[Collected data]
═══

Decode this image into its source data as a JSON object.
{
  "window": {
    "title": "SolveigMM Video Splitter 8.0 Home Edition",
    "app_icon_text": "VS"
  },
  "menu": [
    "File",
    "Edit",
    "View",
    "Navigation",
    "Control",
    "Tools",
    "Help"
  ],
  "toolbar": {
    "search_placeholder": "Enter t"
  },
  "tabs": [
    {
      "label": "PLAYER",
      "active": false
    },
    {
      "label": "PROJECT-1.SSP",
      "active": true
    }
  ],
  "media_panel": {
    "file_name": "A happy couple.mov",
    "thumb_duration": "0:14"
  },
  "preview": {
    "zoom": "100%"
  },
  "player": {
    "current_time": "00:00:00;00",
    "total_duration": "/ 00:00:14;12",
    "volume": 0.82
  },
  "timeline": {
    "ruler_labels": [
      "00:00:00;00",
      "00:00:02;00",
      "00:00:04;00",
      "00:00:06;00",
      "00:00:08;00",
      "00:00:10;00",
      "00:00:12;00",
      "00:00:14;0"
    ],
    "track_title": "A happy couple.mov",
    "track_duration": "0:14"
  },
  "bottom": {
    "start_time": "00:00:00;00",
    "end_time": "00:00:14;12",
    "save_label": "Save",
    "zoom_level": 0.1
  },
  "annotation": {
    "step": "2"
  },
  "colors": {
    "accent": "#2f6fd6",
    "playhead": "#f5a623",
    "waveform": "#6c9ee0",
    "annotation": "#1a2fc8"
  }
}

═══

REQUIRED TASK. Copy every line of the records word for word.

RESULT BELOW.
Decode this image into its source data as a JSON object.
{
  "window": {
    "title": "SolveigMM Video Splitter 8.0 Home Edition",
    "app_icon_text": "VS"
  },
  "menu": [
    "File",
    "Edit",
    "View",
    "Navigation",
    "Control",
    "Tools",
    "Help"
  ],
  "toolbar": {
    "search_placeholder": "Enter t"
  },
  "tabs": [
    {
      "label": "PLAYER",
      "active": false
    },
    {
      "label": "PROJECT-1.SSP",
      "active": true
    }
  ],
  "media_panel": {
    "file_name": "A happy couple.mov",
    "thumb_duration": "0:14"
  },
  "preview": {
    "zoom": "100%"
  },
  "player": {
    "current_time": "00:00:00;00",
    "total_duration": "/ 00:00:14;12",
    "volume": 0.82
  },
  "timeline": {
    "ruler_labels": [
      "00:00:00;00",
      "00:00:02;00",
      "00:00:04;00",
      "00:00:06;00",
      "00:00:08;00",
      "00:00:10;00",
      "00:00:12;00",
      "00:00:14;0"
    ],
    "track_title": "A happy couple.mov",
    "track_duration": "0:14"
  },
  "bottom": {
    "start_time": "00:00:00;00",
    "end_time": "00:00:14;12",
    "save_label": "Save",
    "zoom_level": 0.1
  },
  "annotation": {
    "step": "2"
  },
  "colors": {
    "accent": "#2f6fd6",
    "playhead": "#f5a623",
    "waveform": "#6c9ee0",
    "annotation": "#1a2fc8"
  }
}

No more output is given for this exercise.